Problem
Your task is to output all the records below, word for word.

## Start Task data

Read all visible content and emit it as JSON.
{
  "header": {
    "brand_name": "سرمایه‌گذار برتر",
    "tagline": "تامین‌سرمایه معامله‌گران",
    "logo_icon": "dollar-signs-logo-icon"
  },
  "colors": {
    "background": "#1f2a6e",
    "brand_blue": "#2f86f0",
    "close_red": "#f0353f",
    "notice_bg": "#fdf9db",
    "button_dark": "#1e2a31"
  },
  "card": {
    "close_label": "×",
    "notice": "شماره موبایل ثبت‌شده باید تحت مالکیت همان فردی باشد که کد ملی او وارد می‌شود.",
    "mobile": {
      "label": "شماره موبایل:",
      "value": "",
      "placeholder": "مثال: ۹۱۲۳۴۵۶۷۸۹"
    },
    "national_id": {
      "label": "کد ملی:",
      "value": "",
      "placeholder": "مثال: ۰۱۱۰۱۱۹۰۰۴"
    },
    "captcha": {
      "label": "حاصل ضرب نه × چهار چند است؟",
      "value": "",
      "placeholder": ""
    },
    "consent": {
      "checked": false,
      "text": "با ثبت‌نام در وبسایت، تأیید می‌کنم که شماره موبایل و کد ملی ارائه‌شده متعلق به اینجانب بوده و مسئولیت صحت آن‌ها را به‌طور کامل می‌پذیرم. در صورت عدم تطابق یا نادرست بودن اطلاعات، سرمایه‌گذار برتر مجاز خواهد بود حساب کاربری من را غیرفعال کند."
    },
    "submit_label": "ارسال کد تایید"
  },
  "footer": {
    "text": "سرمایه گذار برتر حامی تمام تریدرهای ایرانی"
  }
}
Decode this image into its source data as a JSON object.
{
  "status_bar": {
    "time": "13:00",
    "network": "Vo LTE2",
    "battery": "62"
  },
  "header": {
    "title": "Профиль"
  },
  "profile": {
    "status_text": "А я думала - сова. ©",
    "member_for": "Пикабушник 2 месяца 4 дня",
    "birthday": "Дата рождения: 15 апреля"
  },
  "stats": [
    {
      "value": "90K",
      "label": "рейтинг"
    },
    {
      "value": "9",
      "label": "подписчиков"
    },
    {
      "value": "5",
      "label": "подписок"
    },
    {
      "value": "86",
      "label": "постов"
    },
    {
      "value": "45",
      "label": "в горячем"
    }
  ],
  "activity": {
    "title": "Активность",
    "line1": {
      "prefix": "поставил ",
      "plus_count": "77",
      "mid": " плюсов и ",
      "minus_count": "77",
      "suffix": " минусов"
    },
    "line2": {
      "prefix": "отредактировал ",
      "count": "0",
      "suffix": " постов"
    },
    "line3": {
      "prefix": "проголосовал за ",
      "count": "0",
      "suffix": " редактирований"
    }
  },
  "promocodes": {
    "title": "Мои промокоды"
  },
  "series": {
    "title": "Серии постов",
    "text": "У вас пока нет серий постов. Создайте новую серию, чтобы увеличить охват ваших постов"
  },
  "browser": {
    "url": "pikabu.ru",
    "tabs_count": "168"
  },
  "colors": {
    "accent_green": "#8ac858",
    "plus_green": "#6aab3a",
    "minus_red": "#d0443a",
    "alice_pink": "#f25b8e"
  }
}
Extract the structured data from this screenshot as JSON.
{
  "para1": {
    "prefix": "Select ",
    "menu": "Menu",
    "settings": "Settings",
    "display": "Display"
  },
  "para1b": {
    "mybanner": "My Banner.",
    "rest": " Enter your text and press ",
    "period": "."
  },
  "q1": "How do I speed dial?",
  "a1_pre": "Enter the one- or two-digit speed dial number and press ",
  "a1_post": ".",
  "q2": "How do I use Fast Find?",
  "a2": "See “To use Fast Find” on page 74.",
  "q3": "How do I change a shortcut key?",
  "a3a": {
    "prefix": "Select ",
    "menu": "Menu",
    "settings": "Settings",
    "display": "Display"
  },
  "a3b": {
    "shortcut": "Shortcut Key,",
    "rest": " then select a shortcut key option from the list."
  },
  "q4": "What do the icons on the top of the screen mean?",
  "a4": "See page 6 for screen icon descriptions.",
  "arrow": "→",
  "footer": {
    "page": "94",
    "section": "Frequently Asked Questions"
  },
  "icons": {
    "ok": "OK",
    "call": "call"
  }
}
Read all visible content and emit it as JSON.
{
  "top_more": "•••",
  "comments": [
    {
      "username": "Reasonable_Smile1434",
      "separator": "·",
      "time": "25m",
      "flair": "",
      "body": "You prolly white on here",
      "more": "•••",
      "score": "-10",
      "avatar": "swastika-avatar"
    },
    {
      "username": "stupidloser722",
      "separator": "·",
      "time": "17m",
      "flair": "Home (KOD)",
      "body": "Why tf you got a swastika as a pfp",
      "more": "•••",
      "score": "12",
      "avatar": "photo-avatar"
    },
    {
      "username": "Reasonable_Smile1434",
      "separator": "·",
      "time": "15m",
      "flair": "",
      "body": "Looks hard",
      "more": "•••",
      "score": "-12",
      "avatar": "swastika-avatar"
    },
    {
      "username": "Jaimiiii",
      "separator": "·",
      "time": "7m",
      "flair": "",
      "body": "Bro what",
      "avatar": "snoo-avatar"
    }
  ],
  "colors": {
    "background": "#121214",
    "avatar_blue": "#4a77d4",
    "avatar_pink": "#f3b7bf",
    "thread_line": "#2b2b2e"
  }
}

## End Task data

Solved problem
Read all visible content and emit it as JSON.
{
  "header": {
    "brand_name": "سرمایه‌گذار برتر",
    "tagline": "تامین‌سرمایه معامله‌گران",
    "logo_icon": "dollar-signs-logo-icon"
  },
  "colors": {
    "background": "#1f2a6e",
    "brand_blue": "#2f86f0",
    "close_red": "#f0353f",
    "notice_bg": "#fdf9db",
    "button_dark": "#1e2a31"
  },
  "card": {
    "close_label": "×",
    "notice": "شماره موبایل ثبت‌شده باید تحت مالکیت همان فردی باشد که کد ملی او وارد می‌شود.",
    "mobile": {
      "label": "شماره موبایل:",
      "value": "",
      "placeholder": "مثال: ۹۱۲۳۴۵۶۷۸۹"
    },
    "national_id": {
      "label": "کد ملی:",
      "value": "",
      "placeholder": "مثال: ۰۱۱۰۱۱۹۰۰۴"
    },
    "captcha": {
      "label": "حاصل ضرب نه × چهار چند است؟",
      "value": "",
      "placeholder": ""
    },
    "consent": {
      "checked": false,
      "text": "با ثبت‌نام در وبسایت، تأیید می‌کنم که شماره موبایل و کد ملی ارائه‌شده متعلق به اینجانب بوده و مسئولیت صحت آن‌ها را به‌طور کامل می‌پذیرم. در صورت عدم تطابق یا نادرست بودن اطلاعات، سرمایه‌گذار برتر مجاز خواهد بود حساب کاربری من را غیرفعال کند."
    },
    "submit_label": "ارسال کد تایید"
  },
  "footer": {
    "text": "سرمایه گذار برتر حامی تمام تریدرهای ایرانی"
  }
}
Decode this image into its source data as a JSON object.
{
  "status_bar": {
    "time": "13:00",
    "network": "Vo LTE2",
    "battery": "62"
  },
  "header": {
    "title": "Профиль"
  },
  "profile": {
    "status_text": "А я думала - сова. ©",
    "member_for": "Пикабушник 2 месяца 4 дня",
    "birthday": "Дата рождения: 15 апреля"
  },
  "stats": [
    {
      "value": "90K",
      "label": "рейтинг"
    },
    {
      "value": "9",
      "label": "подписчиков"
    },
    {
      "value": "5",
      "label": "подписок"
    },
    {
      "value": "86",
      "label": "постов"
    },
    {
      "value": "45",
      "label": "в горячем"
    }
  ],
  "activity": {
    "title": "Активность",
    "line1": {
      "prefix": "поставил ",
      "plus_count": "77",
      "mid": " плюсов и ",
      "minus_count": "77",
      "suffix": " минусов"
    },
    "line2": {
      "prefix": "отредактировал ",
      "count": "0",
      "suffix": " постов"
    },
    "line3": {
      "prefix": "проголосовал за ",
      "count": "0",
      "suffix": " редактирований"
    }
  },
  "promocodes": {
    "title": "Мои промокоды"
  },
  "series": {
    "title": "Серии постов",
    "text": "У вас пока нет серий постов. Создайте новую серию, чтобы увеличить охват ваших постов"
  },
  "browser": {
    "url": "pikabu.ru",
    "tabs_count": "168"
  },
  "colors": {
    "accent_green": "#8ac858",
    "plus_green": "#6aab3a",
    "minus_red": "#d0443a",
    "alice_pink": "#f25b8e"
  }
}
Extract the structured data from this screenshot as JSON.
{
  "para1": {
    "prefix": "Select ",
    "menu": "Menu",
    "settings": "Settings",
    "display": "Display"
  },
  "para1b": {
    "mybanner": "My Banner.",
    "rest": " Enter your text and press ",
    "period": "."
  },
  "q1": "How do I speed dial?",
  "a1_pre": "Enter the one- or two-digit speed dial number and press ",
  "a1_post": ".",
  "q2": "How do I use Fast Find?",
  "a2": "See “To use Fast Find” on page 74.",
  "q3": "How do I change a shortcut key?",
  "a3a": {
    "prefix": "Select ",
    "menu": "Menu",
    "settings": "Settings",
    "display": "Display"
  },
  "a3b": {
    "shortcut": "Shortcut Key,",
    "rest": " then select a shortcut key option from the list."
  },
  "q4": "What do the icons on the top of the screen mean?",
  "a4": "See page 6 for screen icon descriptions.",
  "arrow": "→",
  "footer": {
    "page": "94",
    "section": "Frequently Asked Questions"
  },
  "icons": {
    "ok": "OK",
    "call": "call"
  }
}
Read all visible content and emit it as JSON.
{
  "top_more": "•••",
  "comments": [
    {
      "username": "Reasonable_Smile1434",
      "separator": "·",
      "time": "25m",
      "flair": "",
      "body": "You prolly white on here",
      "more": "•••",
      "score": "-10",
      "avatar": "swastika-avatar"
    },
    {
      "username": "stupidloser722",
      "separator": "·",
      "time": "17m",
      "flair": "Home (KOD)",
      "body": "Why tf you got a swastika as a pfp",
      "more": "•••",
      "score": "12",
      "avatar": "photo-avatar"
    },
    {
      "username": "Reasonable_Smile1434",
      "separator": "·",
      "time": "15m",
      "flair": "",
      "body": "Looks hard",
      "more": "•••",
      "score": "-12",
      "avatar": "swastika-avatar"
    },
    {
      "username": "Jaimiiii",
      "separator": "·",
      "time": "7m",
      "flair": "",
      "body": "Bro what",
      "avatar": "snoo-avatar"
    }
  ],
  "colors": {
    "background": "#121214",
    "avatar_blue": "#4a77d4",
    "avatar_pink": "#f3b7bf",
    "thread_line": "#2b2b2e"
  }
}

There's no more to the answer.